• **What you have to do**: Substitute "bar-number-label" for "bar-value-label" in the stretch from the start of the entries through the line containing "line-chart-axes — [62, 108, 483, 271]". Rewrite only those lines, with nothing else changed.

----- Record set

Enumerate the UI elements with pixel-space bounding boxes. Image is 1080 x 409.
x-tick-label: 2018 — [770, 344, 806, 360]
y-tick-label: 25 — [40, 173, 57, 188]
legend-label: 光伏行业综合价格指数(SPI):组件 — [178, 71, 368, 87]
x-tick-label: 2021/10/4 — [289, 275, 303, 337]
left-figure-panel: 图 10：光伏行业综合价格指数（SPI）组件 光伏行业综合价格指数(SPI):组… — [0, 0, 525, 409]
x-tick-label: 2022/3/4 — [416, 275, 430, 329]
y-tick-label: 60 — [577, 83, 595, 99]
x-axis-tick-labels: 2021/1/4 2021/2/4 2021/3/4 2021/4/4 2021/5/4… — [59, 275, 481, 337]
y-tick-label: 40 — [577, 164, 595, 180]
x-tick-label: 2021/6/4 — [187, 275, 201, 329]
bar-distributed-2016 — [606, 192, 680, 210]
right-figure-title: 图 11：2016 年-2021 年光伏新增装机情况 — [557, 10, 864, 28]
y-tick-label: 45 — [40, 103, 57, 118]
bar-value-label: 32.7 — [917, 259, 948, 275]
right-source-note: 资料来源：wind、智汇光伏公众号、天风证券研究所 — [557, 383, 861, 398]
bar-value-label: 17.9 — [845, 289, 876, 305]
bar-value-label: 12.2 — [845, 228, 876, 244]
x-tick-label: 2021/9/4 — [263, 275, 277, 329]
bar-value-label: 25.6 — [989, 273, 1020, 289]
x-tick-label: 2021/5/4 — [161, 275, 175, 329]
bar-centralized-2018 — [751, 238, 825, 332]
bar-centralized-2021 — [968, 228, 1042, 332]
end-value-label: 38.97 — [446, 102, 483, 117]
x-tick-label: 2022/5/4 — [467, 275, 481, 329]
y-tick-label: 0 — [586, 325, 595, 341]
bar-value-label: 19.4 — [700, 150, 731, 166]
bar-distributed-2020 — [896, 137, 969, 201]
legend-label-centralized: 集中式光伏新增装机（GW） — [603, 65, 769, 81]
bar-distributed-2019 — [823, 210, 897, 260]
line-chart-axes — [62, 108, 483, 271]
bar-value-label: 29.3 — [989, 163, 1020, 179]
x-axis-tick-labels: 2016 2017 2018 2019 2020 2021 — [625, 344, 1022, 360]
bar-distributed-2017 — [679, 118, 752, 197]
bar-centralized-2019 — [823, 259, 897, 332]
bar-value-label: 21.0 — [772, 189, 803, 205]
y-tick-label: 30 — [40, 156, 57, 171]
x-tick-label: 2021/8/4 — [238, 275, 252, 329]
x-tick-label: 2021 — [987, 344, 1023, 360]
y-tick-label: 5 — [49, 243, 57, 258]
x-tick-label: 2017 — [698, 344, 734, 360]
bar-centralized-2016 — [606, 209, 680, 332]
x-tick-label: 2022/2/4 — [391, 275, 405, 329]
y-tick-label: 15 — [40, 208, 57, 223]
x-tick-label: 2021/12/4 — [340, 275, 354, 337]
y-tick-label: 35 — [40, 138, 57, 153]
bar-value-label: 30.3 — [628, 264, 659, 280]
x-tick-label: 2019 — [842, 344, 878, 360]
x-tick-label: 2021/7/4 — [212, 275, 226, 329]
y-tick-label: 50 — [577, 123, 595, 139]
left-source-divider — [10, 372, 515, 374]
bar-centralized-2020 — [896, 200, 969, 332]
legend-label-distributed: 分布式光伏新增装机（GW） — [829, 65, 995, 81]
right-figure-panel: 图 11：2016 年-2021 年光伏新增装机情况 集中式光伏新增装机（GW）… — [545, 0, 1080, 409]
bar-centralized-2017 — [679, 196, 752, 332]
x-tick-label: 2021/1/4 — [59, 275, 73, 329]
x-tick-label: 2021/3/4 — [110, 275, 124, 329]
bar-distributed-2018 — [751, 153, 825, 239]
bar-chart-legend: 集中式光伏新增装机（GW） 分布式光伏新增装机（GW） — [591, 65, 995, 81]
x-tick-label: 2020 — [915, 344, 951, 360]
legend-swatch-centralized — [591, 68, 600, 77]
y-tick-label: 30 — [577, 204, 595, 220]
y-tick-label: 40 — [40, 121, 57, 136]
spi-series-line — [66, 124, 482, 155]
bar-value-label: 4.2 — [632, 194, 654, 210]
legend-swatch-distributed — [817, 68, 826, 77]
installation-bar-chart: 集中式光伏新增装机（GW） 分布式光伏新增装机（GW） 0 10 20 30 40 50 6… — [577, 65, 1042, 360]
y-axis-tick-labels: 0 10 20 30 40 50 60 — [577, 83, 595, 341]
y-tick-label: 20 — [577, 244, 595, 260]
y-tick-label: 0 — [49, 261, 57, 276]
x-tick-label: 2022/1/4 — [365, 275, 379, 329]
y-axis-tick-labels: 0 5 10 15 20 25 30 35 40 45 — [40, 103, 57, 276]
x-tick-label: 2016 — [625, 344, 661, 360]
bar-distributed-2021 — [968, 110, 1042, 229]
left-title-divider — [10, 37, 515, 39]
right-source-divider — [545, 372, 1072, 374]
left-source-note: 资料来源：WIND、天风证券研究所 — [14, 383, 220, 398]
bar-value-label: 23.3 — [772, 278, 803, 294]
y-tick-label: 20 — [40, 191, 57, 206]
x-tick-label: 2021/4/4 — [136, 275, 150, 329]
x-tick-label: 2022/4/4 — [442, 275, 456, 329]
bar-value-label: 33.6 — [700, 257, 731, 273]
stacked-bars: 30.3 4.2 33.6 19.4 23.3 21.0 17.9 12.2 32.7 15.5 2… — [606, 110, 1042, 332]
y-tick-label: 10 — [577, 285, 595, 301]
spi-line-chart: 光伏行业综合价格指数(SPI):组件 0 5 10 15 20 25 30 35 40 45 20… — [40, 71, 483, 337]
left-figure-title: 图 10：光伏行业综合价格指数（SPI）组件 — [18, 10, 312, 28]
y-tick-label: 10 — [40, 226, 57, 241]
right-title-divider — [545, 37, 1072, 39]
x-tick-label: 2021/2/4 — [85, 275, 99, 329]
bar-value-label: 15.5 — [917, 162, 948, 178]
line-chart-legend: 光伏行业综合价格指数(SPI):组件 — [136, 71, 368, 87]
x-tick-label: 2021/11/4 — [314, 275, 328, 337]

----------

• **Response**:
Enumerate the UI elements with pixel-space bounding boxes. Image is 1080 x 409.
x-tick-label: 2018 — [770, 344, 806, 360]
y-tick-label: 25 — [40, 173, 57, 188]
legend-label: 光伏行业综合价格指数(SPI):组件 — [178, 71, 368, 87]
x-tick-label: 2021/10/4 — [289, 275, 303, 337]
left-figure-panel: 图 10：光伏行业综合价格指数（SPI）组件 光伏行业综合价格指数(SPI):组… — [0, 0, 525, 409]
x-tick-label: 2022/3/4 — [416, 275, 430, 329]
y-tick-label: 60 — [577, 83, 595, 99]
x-axis-tick-labels: 2021/1/4 2021/2/4 2021/3/4 2021/4/4 2021/5/4… — [59, 275, 481, 337]
y-tick-label: 40 — [577, 164, 595, 180]
x-tick-label: 2021/6/4 — [187, 275, 201, 329]
bar-distributed-2016 — [606, 192, 680, 210]
right-figure-title: 图 11：2016 年-2021 年光伏新增装机情况 — [557, 10, 864, 28]
y-tick-label: 45 — [40, 103, 57, 118]
bar-number-label: 32.7 — [917, 259, 948, 275]
right-source-note: 资料来源：wind、智汇光伏公众号、天风证券研究所 — [557, 383, 861, 398]
bar-number-label: 17.9 — [845, 289, 876, 305]
bar-number-label: 12.2 — [845, 228, 876, 244]
x-tick-label: 2021/9/4 — [263, 275, 277, 329]
bar-number-label: 25.6 — [989, 273, 1020, 289]
x-tick-label: 2021/5/4 — [161, 275, 175, 329]
bar-centralized-2018 — [751, 238, 825, 332]
bar-centralized-2021 — [968, 228, 1042, 332]
end-value-label: 38.97 — [446, 102, 483, 117]
x-tick-label: 2022/5/4 — [467, 275, 481, 329]
y-tick-label: 0 — [586, 325, 595, 341]
bar-number-label: 19.4 — [700, 150, 731, 166]
bar-distributed-2020 — [896, 137, 969, 201]
legend-label-centralized: 集中式光伏新增装机（GW） — [603, 65, 769, 81]
bar-distributed-2019 — [823, 210, 897, 260]
line-chart-axes — [62, 108, 483, 271]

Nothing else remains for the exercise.